-------- SUPPLIED INFORMATION

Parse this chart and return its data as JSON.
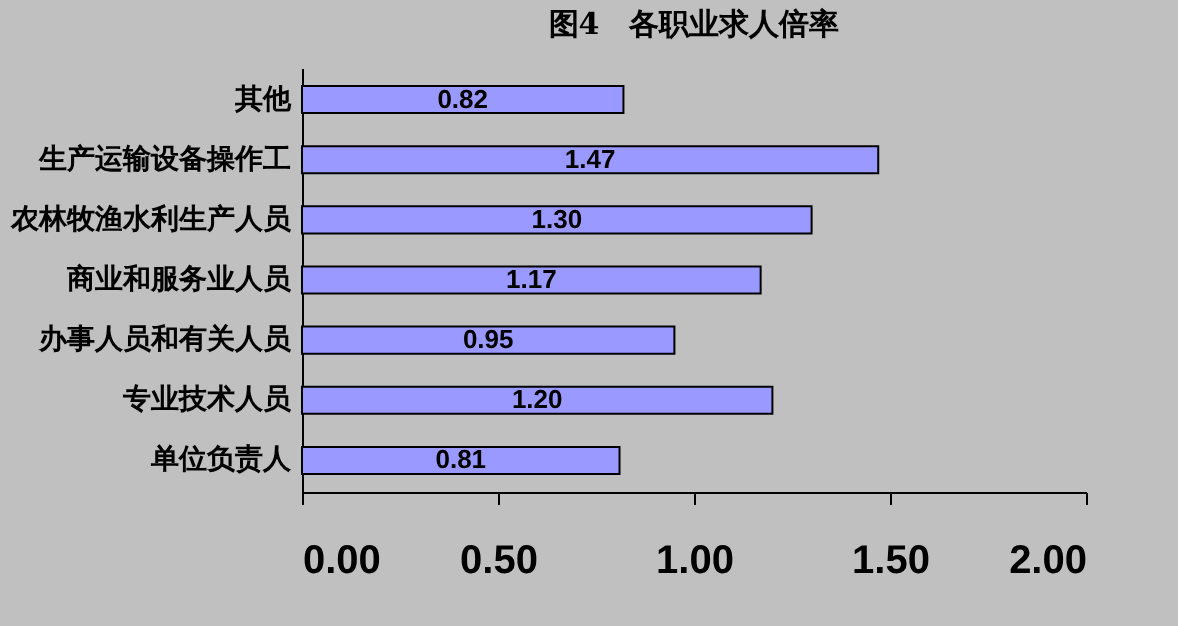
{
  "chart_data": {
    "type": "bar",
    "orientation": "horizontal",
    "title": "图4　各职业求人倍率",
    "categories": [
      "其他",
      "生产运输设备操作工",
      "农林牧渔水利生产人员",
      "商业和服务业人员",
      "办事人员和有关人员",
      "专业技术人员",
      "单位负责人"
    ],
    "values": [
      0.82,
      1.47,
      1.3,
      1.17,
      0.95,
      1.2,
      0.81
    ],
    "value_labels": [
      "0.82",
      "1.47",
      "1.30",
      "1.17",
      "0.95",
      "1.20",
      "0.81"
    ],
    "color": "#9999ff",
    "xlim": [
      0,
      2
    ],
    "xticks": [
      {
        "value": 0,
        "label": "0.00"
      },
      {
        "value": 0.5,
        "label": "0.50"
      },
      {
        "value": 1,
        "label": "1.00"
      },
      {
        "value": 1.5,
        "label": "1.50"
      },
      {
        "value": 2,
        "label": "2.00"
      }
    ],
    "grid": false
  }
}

----------------
-------- SUPPLIED INFORMATION

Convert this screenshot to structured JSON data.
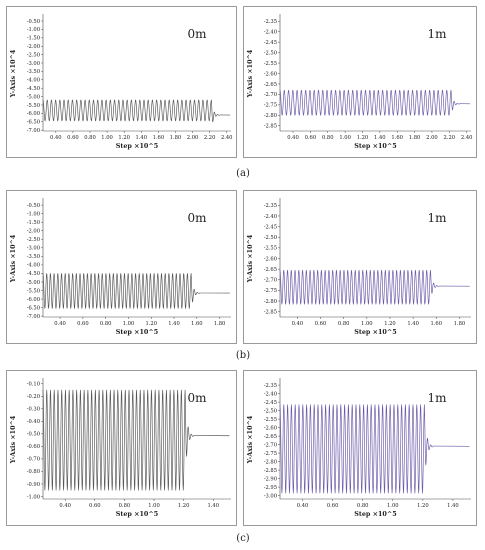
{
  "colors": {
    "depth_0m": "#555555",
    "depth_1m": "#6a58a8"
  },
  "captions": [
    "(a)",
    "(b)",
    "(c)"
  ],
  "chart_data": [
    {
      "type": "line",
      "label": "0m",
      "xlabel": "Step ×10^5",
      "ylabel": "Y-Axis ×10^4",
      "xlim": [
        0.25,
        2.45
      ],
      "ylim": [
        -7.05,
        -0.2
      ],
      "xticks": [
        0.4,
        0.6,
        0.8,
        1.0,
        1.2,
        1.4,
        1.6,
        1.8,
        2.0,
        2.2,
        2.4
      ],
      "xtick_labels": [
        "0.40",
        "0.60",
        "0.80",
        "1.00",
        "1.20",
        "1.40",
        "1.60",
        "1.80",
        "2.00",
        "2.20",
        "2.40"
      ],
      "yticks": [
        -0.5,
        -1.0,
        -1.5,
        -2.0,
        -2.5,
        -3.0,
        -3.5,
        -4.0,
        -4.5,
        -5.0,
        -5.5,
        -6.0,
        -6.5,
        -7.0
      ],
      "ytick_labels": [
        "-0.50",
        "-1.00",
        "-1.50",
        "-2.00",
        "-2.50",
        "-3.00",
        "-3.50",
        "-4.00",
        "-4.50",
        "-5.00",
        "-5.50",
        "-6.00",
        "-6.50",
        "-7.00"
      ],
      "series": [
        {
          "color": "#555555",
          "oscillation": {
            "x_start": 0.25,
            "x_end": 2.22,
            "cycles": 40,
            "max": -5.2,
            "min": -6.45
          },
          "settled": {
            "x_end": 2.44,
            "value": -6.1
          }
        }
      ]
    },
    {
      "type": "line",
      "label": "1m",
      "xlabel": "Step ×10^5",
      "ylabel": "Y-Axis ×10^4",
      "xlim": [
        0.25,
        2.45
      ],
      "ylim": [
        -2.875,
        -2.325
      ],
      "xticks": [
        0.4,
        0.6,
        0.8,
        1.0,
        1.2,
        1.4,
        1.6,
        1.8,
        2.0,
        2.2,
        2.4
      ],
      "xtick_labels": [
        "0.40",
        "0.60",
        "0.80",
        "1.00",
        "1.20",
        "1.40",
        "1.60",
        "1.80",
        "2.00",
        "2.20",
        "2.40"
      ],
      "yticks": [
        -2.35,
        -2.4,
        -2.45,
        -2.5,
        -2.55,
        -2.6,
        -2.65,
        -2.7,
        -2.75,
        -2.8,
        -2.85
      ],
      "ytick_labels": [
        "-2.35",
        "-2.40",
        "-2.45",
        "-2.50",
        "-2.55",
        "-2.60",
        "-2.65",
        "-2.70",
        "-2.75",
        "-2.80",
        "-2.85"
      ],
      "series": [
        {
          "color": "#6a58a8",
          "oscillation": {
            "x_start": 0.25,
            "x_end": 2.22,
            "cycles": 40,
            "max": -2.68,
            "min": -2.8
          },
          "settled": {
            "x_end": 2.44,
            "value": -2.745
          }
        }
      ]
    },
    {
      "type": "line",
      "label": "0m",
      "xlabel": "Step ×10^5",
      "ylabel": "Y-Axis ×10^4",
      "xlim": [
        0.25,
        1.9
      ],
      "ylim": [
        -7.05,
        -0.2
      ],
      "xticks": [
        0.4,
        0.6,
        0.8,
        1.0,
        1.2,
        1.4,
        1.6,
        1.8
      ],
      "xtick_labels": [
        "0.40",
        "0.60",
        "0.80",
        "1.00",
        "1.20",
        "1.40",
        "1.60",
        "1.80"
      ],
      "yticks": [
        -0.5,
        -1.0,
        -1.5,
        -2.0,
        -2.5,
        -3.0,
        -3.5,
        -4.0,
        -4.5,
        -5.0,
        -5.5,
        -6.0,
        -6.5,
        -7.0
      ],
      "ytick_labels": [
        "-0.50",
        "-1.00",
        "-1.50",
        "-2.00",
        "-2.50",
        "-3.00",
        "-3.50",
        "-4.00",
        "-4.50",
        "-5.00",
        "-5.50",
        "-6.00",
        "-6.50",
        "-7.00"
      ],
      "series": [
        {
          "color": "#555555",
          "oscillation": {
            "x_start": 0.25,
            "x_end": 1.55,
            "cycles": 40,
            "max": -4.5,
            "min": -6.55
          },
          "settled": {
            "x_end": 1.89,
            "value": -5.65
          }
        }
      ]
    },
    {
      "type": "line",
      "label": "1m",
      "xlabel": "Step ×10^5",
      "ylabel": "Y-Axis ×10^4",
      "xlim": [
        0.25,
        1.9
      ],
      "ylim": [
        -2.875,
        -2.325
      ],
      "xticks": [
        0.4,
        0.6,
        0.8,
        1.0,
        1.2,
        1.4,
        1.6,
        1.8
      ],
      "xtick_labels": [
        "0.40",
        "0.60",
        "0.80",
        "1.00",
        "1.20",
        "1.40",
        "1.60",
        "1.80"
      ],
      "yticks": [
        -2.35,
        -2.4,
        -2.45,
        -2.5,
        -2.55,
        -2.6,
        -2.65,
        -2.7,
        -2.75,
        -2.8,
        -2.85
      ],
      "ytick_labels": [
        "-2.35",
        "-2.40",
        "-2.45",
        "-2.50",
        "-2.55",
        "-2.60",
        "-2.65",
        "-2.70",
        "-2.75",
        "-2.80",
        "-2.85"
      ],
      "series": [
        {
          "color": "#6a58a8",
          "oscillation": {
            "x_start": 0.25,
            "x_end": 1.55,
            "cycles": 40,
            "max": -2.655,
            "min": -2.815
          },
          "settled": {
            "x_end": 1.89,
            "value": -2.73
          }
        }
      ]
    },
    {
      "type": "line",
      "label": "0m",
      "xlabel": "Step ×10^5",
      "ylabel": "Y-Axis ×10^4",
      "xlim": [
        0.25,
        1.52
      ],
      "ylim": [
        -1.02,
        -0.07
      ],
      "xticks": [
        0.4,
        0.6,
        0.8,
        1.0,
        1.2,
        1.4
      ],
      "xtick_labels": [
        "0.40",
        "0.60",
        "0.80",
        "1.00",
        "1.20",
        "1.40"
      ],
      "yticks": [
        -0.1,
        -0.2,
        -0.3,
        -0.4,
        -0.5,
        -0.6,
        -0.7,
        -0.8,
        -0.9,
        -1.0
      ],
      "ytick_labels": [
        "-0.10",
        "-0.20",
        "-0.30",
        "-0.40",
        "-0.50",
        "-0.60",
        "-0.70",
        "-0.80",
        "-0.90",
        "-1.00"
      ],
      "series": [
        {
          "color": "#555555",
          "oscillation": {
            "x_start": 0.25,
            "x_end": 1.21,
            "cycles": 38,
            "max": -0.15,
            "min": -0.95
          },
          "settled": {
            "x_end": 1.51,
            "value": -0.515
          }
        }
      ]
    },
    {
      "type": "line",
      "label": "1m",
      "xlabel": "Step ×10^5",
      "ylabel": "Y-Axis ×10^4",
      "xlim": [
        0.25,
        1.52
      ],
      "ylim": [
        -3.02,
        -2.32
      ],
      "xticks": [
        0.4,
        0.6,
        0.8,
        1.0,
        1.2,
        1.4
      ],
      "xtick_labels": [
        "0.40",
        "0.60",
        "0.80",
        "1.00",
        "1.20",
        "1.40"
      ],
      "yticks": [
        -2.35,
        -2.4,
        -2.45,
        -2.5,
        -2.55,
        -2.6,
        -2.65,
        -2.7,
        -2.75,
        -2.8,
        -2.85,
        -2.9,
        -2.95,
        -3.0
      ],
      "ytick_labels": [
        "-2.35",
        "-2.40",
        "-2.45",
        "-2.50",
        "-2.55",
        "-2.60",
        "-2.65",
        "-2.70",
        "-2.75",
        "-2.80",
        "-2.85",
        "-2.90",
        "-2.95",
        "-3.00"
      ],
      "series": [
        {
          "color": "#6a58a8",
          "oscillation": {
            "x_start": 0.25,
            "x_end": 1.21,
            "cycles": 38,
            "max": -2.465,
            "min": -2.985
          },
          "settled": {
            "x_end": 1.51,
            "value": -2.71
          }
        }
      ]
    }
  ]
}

----------------
-------- SUPPLIED INFORMATION

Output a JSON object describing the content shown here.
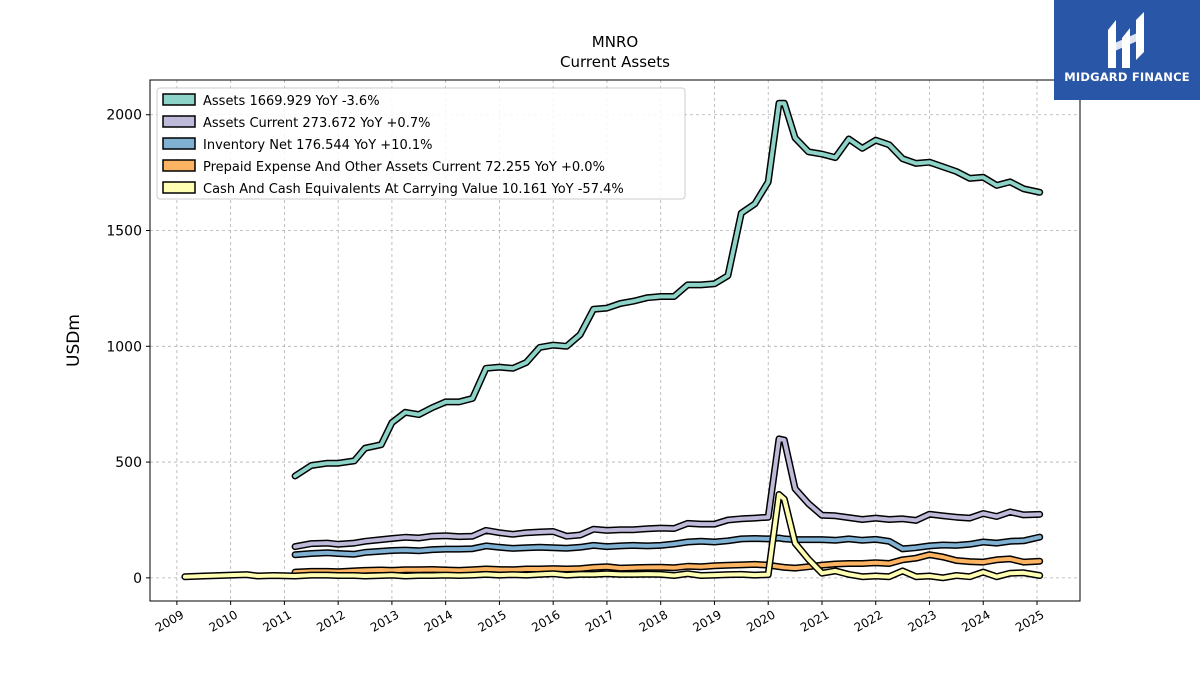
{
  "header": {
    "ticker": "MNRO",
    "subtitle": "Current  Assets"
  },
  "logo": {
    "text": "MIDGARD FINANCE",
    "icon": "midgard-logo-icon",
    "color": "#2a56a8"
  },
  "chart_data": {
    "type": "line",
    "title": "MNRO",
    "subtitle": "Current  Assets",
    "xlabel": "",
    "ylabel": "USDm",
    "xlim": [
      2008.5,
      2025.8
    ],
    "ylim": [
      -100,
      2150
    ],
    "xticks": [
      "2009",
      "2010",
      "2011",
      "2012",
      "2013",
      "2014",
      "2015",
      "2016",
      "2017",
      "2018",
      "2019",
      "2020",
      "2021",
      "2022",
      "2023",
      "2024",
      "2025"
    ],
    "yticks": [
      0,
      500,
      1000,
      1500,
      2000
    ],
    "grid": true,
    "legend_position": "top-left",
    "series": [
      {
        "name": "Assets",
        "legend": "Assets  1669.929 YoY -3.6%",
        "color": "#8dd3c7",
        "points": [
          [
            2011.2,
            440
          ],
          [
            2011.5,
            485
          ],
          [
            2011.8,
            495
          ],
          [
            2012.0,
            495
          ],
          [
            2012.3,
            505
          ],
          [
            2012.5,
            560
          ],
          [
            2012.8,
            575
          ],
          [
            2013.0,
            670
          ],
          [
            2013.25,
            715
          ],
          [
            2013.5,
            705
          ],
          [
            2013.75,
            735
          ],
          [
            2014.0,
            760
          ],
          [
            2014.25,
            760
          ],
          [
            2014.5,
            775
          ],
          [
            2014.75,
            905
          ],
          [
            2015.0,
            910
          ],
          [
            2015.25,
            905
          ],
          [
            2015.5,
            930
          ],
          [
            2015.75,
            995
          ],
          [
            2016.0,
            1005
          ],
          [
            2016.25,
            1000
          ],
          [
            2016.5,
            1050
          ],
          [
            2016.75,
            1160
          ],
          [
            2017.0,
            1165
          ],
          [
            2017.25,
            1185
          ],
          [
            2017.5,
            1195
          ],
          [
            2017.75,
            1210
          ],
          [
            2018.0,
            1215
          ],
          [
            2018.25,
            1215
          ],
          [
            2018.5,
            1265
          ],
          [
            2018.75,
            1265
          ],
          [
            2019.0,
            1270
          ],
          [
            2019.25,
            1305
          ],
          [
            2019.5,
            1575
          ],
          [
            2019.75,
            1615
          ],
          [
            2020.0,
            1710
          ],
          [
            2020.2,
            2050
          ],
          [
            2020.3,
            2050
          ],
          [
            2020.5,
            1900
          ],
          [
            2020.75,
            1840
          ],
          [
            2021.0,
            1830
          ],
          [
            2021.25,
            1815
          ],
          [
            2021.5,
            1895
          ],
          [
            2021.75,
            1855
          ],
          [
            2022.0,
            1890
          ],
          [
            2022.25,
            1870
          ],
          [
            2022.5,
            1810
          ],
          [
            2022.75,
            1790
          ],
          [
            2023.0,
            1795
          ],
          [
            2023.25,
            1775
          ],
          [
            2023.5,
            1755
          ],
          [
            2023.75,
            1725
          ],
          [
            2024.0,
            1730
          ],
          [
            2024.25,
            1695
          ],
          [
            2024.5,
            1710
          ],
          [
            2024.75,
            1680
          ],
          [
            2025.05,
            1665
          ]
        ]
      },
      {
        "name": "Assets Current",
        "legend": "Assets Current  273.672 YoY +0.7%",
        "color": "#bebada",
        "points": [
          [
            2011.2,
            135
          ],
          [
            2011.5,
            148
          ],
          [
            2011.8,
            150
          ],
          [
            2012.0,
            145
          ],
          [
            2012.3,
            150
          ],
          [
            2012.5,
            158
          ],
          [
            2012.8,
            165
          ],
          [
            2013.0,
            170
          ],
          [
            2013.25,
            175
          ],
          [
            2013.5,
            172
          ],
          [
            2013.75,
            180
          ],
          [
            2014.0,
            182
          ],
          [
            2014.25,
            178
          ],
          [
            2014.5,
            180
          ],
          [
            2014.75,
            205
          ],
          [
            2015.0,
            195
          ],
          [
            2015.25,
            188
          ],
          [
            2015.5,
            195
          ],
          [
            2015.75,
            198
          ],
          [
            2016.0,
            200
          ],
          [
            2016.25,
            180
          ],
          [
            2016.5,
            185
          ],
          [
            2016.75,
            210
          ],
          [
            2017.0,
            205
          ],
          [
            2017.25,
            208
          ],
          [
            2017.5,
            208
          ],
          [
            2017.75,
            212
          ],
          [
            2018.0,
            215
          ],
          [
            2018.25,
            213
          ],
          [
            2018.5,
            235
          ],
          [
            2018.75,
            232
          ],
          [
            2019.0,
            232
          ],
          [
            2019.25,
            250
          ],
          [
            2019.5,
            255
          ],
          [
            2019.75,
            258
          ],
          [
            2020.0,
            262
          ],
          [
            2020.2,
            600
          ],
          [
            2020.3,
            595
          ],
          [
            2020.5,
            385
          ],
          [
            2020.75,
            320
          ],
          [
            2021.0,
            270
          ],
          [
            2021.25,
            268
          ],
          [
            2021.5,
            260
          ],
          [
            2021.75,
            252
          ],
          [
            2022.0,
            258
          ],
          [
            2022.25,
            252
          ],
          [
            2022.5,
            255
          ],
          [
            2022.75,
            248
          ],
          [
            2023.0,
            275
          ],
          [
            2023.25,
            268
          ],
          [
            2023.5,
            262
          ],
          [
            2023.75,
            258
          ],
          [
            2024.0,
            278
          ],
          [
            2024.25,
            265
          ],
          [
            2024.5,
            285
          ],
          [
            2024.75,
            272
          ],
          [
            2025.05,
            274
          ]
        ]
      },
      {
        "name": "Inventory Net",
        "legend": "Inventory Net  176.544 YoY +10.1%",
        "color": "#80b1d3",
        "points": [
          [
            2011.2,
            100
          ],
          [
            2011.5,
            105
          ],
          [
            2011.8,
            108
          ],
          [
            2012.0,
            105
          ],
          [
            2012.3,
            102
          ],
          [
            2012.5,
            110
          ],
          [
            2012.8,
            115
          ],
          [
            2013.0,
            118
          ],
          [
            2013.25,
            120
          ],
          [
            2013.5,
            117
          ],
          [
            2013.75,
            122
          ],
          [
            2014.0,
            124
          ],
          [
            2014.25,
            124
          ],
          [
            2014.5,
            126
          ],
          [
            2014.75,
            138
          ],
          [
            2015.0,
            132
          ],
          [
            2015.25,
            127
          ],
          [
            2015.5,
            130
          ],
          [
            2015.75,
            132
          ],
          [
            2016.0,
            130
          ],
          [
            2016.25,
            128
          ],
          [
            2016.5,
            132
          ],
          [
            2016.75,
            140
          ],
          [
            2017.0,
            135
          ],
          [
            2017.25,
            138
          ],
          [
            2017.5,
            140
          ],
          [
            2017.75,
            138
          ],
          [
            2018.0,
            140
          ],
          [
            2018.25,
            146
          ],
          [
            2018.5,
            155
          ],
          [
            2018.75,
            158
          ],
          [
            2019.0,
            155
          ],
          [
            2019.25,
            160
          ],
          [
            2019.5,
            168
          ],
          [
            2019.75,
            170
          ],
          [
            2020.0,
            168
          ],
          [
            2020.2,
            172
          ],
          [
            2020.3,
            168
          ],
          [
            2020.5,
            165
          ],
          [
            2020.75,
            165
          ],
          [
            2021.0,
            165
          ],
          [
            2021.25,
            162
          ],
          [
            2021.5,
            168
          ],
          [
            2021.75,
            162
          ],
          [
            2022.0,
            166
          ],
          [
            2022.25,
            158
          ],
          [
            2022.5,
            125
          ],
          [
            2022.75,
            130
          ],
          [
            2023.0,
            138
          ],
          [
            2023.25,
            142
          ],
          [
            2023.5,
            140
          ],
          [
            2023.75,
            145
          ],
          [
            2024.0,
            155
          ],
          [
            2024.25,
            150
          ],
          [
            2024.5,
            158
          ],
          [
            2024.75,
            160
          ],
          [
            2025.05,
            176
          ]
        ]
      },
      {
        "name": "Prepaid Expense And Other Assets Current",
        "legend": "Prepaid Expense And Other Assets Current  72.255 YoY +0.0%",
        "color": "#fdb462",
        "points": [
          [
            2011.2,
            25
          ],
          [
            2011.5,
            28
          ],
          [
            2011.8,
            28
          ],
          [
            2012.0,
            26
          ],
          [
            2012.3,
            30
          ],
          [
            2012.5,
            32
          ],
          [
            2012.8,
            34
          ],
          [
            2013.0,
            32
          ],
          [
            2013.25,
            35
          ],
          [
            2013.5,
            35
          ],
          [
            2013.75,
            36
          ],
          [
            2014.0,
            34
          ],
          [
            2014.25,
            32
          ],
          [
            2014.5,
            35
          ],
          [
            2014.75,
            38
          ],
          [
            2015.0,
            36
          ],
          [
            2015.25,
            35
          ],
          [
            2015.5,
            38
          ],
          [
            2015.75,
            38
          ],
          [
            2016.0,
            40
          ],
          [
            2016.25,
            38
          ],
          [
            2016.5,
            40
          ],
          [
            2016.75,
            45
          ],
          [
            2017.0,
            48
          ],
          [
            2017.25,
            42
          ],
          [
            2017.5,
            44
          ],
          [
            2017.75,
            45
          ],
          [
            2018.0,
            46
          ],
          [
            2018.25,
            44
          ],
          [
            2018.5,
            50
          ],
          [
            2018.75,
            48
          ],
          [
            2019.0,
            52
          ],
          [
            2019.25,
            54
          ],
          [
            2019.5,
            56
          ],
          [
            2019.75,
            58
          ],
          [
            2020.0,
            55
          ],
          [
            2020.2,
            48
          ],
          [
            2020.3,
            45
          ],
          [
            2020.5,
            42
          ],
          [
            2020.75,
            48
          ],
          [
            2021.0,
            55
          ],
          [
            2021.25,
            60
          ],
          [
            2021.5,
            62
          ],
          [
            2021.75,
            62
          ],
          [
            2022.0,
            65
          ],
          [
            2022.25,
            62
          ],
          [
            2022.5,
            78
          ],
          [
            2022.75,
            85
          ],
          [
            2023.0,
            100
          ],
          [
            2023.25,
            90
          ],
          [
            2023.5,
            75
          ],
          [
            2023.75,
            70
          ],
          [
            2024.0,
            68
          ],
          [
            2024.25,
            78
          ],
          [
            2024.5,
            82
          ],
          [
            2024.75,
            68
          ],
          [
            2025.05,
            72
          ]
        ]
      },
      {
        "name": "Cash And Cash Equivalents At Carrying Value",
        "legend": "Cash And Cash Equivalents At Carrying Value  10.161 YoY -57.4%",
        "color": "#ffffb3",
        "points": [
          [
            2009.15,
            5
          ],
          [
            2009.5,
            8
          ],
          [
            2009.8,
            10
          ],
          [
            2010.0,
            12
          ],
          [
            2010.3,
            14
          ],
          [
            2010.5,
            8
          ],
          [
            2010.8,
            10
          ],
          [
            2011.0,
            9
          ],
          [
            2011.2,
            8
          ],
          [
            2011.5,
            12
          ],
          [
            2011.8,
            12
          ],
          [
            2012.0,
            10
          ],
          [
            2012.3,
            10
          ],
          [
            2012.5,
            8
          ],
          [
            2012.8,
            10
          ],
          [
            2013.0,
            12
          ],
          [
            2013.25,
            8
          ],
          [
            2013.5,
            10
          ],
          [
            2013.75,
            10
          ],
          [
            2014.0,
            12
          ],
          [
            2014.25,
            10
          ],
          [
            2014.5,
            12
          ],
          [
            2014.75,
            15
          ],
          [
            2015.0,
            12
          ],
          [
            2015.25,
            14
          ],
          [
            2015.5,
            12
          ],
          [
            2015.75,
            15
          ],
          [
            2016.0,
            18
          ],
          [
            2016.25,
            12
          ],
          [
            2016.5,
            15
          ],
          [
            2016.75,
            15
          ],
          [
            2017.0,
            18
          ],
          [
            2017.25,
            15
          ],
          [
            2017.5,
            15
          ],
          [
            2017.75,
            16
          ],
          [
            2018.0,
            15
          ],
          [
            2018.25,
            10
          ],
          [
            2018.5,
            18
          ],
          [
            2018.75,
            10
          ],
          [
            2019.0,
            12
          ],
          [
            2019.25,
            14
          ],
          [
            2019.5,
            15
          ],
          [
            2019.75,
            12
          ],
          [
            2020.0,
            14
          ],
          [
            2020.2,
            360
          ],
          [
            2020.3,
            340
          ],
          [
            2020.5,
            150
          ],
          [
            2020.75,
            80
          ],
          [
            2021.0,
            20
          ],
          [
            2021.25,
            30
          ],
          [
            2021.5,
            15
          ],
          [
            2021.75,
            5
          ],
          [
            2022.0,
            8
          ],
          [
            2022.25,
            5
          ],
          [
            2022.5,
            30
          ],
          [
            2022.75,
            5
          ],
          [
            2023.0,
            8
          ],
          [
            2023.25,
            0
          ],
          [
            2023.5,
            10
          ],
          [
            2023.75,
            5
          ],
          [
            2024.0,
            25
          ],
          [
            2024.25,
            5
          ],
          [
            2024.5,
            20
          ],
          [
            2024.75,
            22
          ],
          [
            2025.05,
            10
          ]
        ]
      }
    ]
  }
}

----------------

TASK GOAL
Your answer should be one number: how many lines in the material above contain the string "Inventory".

ANSWER TO THIS PROBLEM
2